* **Given exercise**: Print the complete set of entries exactly.

--- Start ---

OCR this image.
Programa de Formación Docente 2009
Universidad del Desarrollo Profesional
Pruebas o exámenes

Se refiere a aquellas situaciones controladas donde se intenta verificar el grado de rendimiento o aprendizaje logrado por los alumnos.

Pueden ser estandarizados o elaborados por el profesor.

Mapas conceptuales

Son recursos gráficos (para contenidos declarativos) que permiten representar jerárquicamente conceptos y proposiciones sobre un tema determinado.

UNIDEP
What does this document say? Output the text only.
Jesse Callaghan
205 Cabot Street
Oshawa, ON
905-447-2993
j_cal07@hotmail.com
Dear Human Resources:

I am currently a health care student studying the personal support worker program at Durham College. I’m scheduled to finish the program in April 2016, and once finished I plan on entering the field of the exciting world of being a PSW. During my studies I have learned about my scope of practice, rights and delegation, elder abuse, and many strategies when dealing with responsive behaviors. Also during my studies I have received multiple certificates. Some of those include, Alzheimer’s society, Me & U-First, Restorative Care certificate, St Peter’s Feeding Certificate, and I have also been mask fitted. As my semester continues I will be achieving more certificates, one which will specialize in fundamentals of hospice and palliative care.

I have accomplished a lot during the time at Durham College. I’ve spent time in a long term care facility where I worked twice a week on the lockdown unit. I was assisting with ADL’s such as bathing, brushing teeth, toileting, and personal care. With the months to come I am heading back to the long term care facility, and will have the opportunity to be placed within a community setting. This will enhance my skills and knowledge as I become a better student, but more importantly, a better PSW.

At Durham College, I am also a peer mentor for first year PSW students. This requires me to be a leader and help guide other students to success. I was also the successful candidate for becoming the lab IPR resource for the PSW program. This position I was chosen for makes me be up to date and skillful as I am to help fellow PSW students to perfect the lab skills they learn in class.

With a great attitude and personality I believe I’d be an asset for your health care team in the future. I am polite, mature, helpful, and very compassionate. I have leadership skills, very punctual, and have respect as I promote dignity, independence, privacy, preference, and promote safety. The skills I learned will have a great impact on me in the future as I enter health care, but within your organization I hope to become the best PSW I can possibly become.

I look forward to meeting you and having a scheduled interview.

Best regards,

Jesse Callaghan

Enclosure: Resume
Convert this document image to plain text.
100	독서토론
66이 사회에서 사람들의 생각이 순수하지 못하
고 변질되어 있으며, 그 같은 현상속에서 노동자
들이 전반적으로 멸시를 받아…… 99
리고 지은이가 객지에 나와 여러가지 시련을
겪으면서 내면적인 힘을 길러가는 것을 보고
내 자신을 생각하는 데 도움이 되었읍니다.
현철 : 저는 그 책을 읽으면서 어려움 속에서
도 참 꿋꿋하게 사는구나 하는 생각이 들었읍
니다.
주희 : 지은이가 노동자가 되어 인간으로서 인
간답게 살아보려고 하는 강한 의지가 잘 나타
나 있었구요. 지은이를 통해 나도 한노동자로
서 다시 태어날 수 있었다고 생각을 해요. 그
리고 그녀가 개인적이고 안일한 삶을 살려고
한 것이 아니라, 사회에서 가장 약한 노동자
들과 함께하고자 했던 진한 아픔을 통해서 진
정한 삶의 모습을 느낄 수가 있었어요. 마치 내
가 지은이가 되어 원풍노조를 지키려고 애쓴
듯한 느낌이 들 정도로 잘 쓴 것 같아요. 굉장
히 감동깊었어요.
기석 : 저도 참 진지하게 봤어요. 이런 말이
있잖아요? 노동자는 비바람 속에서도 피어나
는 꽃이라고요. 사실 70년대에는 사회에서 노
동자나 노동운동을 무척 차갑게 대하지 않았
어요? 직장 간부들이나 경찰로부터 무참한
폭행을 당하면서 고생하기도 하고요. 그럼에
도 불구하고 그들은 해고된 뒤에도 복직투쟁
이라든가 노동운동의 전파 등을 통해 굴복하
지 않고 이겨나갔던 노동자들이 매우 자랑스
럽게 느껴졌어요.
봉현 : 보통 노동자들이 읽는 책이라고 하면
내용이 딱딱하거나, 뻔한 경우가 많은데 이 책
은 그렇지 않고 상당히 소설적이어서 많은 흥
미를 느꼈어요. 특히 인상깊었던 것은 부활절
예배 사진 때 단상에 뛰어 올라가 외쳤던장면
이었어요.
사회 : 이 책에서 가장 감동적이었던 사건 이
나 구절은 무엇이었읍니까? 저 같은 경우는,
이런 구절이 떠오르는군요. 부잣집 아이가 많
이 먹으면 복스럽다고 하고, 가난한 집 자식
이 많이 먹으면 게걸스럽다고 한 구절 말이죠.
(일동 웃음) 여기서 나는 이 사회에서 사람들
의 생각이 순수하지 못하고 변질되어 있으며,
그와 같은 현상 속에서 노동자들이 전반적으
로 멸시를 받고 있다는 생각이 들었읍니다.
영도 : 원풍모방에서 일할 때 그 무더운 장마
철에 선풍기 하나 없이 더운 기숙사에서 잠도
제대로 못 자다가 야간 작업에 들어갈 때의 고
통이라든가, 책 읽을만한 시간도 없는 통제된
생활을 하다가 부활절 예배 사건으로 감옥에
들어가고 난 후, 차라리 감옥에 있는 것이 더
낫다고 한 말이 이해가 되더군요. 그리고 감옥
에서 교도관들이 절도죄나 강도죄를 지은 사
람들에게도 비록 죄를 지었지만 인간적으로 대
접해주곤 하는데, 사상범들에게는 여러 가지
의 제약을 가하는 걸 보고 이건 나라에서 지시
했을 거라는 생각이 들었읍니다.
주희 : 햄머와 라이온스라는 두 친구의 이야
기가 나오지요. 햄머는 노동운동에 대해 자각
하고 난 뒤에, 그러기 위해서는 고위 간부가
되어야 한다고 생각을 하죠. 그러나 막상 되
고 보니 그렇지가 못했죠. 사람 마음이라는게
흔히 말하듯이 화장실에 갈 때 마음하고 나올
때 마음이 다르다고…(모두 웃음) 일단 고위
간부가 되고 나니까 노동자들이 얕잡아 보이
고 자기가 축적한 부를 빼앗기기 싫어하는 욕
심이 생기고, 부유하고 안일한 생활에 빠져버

--- End ---

* **Solution to this exercise**:
OCR this image.
Programa de Formación Docente 2009
Universidad del Desarrollo Profesional
Pruebas o exámenes

Se refiere a aquellas situaciones controladas donde se intenta verificar el grado de rendimiento o aprendizaje logrado por los alumnos.

Pueden ser estandarizados o elaborados por el profesor.

Mapas conceptuales

Son recursos gráficos (para contenidos declarativos) que permiten representar jerárquicamente conceptos y proposiciones sobre un tema determinado.

UNIDEP
What does this document say? Output the text only.
Jesse Callaghan
205 Cabot Street
Oshawa, ON
905-447-2993
j_cal07@hotmail.com
Dear Human Resources:

I am currently a health care student studying the personal support worker program at Durham College. I’m scheduled to finish the program in April 2016, and once finished I plan on entering the field of the exciting world of being a PSW. During my studies I have learned about my scope of practice, rights and delegation, elder abuse, and many strategies when dealing with responsive behaviors. Also during my studies I have received multiple certificates. Some of those include, Alzheimer’s society, Me & U-First, Restorative Care certificate, St Peter’s Feeding Certificate, and I have also been mask fitted. As my semester continues I will be achieving more certificates, one which will specialize in fundamentals of hospice and palliative care.

I have accomplished a lot during the time at Durham College. I’ve spent time in a long term care facility where I worked twice a week on the lockdown unit. I was assisting with ADL’s such as bathing, brushing teeth, toileting, and personal care. With the months to come I am heading back to the long term care facility, and will have the opportunity to be placed within a community setting. This will enhance my skills and knowledge as I become a better student, but more importantly, a better PSW.

At Durham College, I am also a peer mentor for first year PSW students. This requires me to be a leader and help guide other students to success. I was also the successful candidate for becoming the lab IPR resource for the PSW program. This position I was chosen for makes me be up to date and skillful as I am to help fellow PSW students to perfect the lab skills they learn in class.

With a great attitude and personality I believe I’d be an asset for your health care team in the future. I am polite, mature, helpful, and very compassionate. I have leadership skills, very punctual, and have respect as I promote dignity, independence, privacy, preference, and promote safety. The skills I learned will have a great impact on me in the future as I enter health care, but within your organization I hope to become the best PSW I can possibly become.

I look forward to meeting you and having a scheduled interview.

Best regards,

Jesse Callaghan

Enclosure: Resume
Convert this document image to plain text.
100	독서토론
66이 사회에서 사람들의 생각이 순수하지 못하
고 변질되어 있으며, 그 같은 현상속에서 노동자
들이 전반적으로 멸시를 받아…… 99
리고 지은이가 객지에 나와 여러가지 시련을
겪으면서 내면적인 힘을 길러가는 것을 보고
내 자신을 생각하는 데 도움이 되었읍니다.
현철 : 저는 그 책을 읽으면서 어려움 속에서
도 참 꿋꿋하게 사는구나 하는 생각이 들었읍
니다.
주희 : 지은이가 노동자가 되어 인간으로서 인
간답게 살아보려고 하는 강한 의지가 잘 나타
나 있었구요. 지은이를 통해 나도 한노동자로
서 다시 태어날 수 있었다고 생각을 해요. 그
리고 그녀가 개인적이고 안일한 삶을 살려고
한 것이 아니라, 사회에서 가장 약한 노동자
들과 함께하고자 했던 진한 아픔을 통해서 진
정한 삶의 모습을 느낄 수가 있었어요. 마치 내
가 지은이가 되어 원풍노조를 지키려고 애쓴
듯한 느낌이 들 정도로 잘 쓴 것 같아요. 굉장
히 감동깊었어요.
기석 : 저도 참 진지하게 봤어요. 이런 말이
있잖아요? 노동자는 비바람 속에서도 피어나
는 꽃이라고요. 사실 70년대에는 사회에서 노
동자나 노동운동을 무척 차갑게 대하지 않았
어요? 직장 간부들이나 경찰로부터 무참한
폭행을 당하면서 고생하기도 하고요. 그럼에
도 불구하고 그들은 해고된 뒤에도 복직투쟁
이라든가 노동운동의 전파 등을 통해 굴복하
지 않고 이겨나갔던 노동자들이 매우 자랑스
럽게 느껴졌어요.
봉현 : 보통 노동자들이 읽는 책이라고 하면
내용이 딱딱하거나, 뻔한 경우가 많은데 이 책
은 그렇지 않고 상당히 소설적이어서 많은 흥
미를 느꼈어요. 특히 인상깊었던 것은 부활절
예배 사진 때 단상에 뛰어 올라가 외쳤던장면
이었어요.
사회 : 이 책에서 가장 감동적이었던 사건 이
나 구절은 무엇이었읍니까? 저 같은 경우는,
이런 구절이 떠오르는군요. 부잣집 아이가 많
이 먹으면 복스럽다고 하고, 가난한 집 자식
이 많이 먹으면 게걸스럽다고 한 구절 말이죠.
(일동 웃음) 여기서 나는 이 사회에서 사람들
의 생각이 순수하지 못하고 변질되어 있으며,
그와 같은 현상 속에서 노동자들이 전반적으
로 멸시를 받고 있다는 생각이 들었읍니다.
영도 : 원풍모방에서 일할 때 그 무더운 장마
철에 선풍기 하나 없이 더운 기숙사에서 잠도
제대로 못 자다가 야간 작업에 들어갈 때의 고
통이라든가, 책 읽을만한 시간도 없는 통제된
생활을 하다가 부활절 예배 사건으로 감옥에
들어가고 난 후, 차라리 감옥에 있는 것이 더
낫다고 한 말이 이해가 되더군요. 그리고 감옥
에서 교도관들이 절도죄나 강도죄를 지은 사
람들에게도 비록 죄를 지었지만 인간적으로 대
접해주곤 하는데, 사상범들에게는 여러 가지
의 제약을 가하는 걸 보고 이건 나라에서 지시
했을 거라는 생각이 들었읍니다.
주희 : 햄머와 라이온스라는 두 친구의 이야
기가 나오지요. 햄머는 노동운동에 대해 자각
하고 난 뒤에, 그러기 위해서는 고위 간부가
되어야 한다고 생각을 하죠. 그러나 막상 되
고 보니 그렇지가 못했죠. 사람 마음이라는게
흔히 말하듯이 화장실에 갈 때 마음하고 나올
때 마음이 다르다고…(모두 웃음) 일단 고위
간부가 되고 나니까 노동자들이 얕잡아 보이
고 자기가 축적한 부를 빼앗기기 싫어하는 욕
심이 생기고, 부유하고 안일한 생활에 빠져버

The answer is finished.